_Stated problem:_ Copy out each line of the data that holds the word "antennas".

_Excerpted records:_
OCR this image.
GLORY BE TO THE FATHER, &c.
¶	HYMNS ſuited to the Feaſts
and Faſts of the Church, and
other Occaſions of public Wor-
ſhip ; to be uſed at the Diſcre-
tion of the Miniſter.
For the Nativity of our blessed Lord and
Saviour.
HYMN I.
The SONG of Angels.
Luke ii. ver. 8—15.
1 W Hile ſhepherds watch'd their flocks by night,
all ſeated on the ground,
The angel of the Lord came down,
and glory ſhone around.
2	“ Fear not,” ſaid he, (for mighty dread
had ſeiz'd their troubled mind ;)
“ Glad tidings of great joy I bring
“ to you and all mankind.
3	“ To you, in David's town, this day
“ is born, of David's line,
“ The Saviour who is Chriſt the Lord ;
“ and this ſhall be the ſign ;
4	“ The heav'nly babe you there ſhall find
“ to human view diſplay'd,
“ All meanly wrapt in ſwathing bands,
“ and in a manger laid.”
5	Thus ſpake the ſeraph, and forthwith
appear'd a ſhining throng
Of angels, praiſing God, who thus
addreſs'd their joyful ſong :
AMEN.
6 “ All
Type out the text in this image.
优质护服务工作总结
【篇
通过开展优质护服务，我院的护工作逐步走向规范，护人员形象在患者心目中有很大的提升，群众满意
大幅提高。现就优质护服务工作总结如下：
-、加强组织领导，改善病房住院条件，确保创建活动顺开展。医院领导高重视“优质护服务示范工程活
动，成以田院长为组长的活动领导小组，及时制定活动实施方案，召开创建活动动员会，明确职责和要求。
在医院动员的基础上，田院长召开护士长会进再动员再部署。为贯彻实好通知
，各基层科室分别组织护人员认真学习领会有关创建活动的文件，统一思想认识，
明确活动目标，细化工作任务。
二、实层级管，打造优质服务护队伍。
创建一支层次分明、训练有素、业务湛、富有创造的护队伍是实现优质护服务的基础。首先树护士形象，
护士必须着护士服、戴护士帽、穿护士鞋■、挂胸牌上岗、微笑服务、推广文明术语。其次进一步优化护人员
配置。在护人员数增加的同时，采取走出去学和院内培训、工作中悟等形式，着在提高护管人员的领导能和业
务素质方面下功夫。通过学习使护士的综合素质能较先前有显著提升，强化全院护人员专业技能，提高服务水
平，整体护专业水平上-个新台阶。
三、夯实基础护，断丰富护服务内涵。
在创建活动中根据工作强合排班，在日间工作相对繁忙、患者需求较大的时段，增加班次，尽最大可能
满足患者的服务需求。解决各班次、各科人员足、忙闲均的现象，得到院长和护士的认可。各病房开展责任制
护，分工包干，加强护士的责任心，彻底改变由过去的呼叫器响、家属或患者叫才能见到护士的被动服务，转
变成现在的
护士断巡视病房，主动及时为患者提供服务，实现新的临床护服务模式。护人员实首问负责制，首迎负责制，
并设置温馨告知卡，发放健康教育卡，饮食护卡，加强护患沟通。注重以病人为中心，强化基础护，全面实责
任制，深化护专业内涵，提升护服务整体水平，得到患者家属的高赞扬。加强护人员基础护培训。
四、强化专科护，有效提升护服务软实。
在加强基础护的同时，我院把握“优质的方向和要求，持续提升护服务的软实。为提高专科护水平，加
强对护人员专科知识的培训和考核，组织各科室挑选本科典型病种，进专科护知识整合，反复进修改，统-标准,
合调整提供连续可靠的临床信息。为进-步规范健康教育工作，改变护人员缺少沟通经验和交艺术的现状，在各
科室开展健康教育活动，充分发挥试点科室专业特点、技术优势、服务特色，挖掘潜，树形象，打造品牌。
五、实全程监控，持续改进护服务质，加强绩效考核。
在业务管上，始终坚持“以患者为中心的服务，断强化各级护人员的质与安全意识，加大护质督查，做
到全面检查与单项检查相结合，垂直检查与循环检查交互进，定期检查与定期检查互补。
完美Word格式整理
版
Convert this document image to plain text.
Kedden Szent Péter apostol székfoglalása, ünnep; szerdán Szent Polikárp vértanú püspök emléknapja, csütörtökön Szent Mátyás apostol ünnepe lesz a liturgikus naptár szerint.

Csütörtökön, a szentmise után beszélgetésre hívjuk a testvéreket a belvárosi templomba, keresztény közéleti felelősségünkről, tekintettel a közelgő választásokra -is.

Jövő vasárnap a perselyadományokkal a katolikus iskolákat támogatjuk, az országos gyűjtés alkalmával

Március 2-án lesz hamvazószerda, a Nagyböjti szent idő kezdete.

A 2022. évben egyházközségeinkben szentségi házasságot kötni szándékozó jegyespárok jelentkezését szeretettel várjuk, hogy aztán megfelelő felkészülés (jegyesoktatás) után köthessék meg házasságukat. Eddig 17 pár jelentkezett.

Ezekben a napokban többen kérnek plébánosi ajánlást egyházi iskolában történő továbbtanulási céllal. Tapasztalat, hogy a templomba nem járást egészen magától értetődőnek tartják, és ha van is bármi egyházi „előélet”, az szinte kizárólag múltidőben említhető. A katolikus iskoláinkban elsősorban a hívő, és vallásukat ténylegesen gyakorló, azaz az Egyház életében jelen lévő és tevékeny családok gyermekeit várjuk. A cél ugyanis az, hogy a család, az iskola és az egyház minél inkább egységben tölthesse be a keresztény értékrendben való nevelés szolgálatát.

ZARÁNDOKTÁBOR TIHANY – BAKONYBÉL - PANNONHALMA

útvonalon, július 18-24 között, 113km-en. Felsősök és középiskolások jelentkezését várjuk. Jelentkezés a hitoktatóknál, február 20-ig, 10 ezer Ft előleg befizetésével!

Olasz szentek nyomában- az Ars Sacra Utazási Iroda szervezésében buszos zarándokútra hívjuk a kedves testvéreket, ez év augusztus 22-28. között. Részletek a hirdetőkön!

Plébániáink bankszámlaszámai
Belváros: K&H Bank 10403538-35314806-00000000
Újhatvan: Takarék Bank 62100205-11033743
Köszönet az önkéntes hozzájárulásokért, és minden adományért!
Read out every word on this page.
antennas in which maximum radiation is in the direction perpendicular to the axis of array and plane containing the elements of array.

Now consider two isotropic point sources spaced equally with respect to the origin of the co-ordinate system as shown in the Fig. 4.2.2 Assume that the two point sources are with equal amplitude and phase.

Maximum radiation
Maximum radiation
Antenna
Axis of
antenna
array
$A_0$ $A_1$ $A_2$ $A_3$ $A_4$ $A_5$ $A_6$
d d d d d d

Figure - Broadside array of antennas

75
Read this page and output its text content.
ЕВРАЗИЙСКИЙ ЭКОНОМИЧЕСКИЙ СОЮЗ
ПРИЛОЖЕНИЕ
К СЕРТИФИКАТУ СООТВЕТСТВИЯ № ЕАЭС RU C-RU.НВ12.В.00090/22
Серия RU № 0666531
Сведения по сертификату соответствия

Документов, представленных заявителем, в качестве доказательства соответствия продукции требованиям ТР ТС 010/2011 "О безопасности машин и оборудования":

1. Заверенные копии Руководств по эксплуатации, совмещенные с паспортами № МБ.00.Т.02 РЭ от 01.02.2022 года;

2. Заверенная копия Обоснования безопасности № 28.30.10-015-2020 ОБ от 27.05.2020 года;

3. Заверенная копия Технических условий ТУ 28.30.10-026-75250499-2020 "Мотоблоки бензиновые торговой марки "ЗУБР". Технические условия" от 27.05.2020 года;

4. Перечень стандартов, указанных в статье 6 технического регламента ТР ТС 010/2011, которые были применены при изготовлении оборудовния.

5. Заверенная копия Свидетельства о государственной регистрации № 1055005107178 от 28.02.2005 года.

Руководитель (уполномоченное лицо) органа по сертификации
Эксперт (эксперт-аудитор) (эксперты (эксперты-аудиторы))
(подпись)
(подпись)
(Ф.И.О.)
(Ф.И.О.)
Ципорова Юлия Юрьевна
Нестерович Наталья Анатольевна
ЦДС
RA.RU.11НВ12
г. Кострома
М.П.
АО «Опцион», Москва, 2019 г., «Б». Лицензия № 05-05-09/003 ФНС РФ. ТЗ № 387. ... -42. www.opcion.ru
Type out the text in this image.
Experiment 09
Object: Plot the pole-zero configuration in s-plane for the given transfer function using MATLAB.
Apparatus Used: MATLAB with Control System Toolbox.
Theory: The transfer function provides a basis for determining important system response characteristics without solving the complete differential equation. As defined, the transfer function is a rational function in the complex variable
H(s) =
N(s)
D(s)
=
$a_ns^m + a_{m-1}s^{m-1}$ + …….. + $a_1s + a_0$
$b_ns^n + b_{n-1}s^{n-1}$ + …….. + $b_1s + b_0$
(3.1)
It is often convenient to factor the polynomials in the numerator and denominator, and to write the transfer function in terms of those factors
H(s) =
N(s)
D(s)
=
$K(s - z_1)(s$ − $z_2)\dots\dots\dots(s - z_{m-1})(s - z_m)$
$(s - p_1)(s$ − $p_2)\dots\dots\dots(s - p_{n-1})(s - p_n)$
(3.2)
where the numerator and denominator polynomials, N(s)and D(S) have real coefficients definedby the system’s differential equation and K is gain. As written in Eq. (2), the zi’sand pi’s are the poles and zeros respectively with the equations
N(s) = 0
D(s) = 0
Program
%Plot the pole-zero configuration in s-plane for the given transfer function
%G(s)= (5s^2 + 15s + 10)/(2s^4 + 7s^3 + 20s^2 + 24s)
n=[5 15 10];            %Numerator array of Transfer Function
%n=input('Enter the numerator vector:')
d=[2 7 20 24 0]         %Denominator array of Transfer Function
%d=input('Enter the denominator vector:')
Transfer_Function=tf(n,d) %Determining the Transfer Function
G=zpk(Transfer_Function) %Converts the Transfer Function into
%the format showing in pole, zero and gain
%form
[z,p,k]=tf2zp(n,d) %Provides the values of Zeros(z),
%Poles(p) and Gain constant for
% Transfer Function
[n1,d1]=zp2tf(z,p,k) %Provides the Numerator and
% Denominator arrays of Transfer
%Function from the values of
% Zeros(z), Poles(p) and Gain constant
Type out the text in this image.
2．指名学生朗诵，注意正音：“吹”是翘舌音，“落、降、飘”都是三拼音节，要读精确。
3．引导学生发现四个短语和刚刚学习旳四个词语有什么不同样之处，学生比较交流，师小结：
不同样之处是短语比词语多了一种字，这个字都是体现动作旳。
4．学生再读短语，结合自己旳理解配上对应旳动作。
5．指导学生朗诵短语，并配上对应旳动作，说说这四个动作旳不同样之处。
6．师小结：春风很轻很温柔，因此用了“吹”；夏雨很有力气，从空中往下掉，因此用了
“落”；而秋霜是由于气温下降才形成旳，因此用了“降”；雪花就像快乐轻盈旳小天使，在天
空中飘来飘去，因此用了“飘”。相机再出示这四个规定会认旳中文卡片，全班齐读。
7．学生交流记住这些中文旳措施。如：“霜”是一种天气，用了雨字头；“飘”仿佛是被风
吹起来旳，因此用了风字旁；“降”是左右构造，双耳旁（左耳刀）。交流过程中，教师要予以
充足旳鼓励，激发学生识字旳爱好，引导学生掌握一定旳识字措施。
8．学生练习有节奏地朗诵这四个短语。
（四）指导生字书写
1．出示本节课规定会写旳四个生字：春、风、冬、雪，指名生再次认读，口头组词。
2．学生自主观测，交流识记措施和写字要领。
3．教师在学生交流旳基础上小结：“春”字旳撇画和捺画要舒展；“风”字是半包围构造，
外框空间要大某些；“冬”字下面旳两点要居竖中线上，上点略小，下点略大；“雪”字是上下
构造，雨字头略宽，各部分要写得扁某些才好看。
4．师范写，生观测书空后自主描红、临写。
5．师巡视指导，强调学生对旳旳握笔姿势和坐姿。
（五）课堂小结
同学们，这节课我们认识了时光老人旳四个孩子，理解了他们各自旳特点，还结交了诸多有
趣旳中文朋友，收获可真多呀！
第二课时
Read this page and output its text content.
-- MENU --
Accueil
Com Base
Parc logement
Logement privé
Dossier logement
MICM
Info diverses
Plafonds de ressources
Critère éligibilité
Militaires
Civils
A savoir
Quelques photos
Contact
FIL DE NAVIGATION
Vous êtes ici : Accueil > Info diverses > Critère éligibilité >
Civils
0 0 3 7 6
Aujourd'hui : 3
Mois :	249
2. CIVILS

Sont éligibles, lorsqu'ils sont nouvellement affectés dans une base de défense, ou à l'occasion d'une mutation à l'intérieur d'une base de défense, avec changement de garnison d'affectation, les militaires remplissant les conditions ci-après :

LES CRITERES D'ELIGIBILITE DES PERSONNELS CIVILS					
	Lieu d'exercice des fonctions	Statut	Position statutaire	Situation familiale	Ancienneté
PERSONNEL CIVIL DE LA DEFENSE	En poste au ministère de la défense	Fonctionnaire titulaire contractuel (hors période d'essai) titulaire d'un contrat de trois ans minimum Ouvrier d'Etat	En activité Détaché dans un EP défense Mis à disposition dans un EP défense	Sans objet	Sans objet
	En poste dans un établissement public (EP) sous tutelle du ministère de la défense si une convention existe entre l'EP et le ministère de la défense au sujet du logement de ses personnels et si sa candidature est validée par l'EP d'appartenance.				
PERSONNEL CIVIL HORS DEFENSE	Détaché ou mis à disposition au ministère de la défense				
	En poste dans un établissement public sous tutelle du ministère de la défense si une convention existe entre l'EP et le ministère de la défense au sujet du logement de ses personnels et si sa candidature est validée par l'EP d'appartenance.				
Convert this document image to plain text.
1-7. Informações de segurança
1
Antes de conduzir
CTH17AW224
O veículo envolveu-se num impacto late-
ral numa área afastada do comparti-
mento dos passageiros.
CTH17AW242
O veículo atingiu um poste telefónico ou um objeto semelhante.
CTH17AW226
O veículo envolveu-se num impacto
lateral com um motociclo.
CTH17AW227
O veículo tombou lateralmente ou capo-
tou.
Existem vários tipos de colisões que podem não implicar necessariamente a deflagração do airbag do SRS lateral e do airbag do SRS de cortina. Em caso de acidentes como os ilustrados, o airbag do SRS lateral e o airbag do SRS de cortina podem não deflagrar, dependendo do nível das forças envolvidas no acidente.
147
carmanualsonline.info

_Solution to this task:_
antennas in which maximum radiation is in the direction perpendicular to the axis of array and plane containing the elements of array.
Figure - Broadside array of antennas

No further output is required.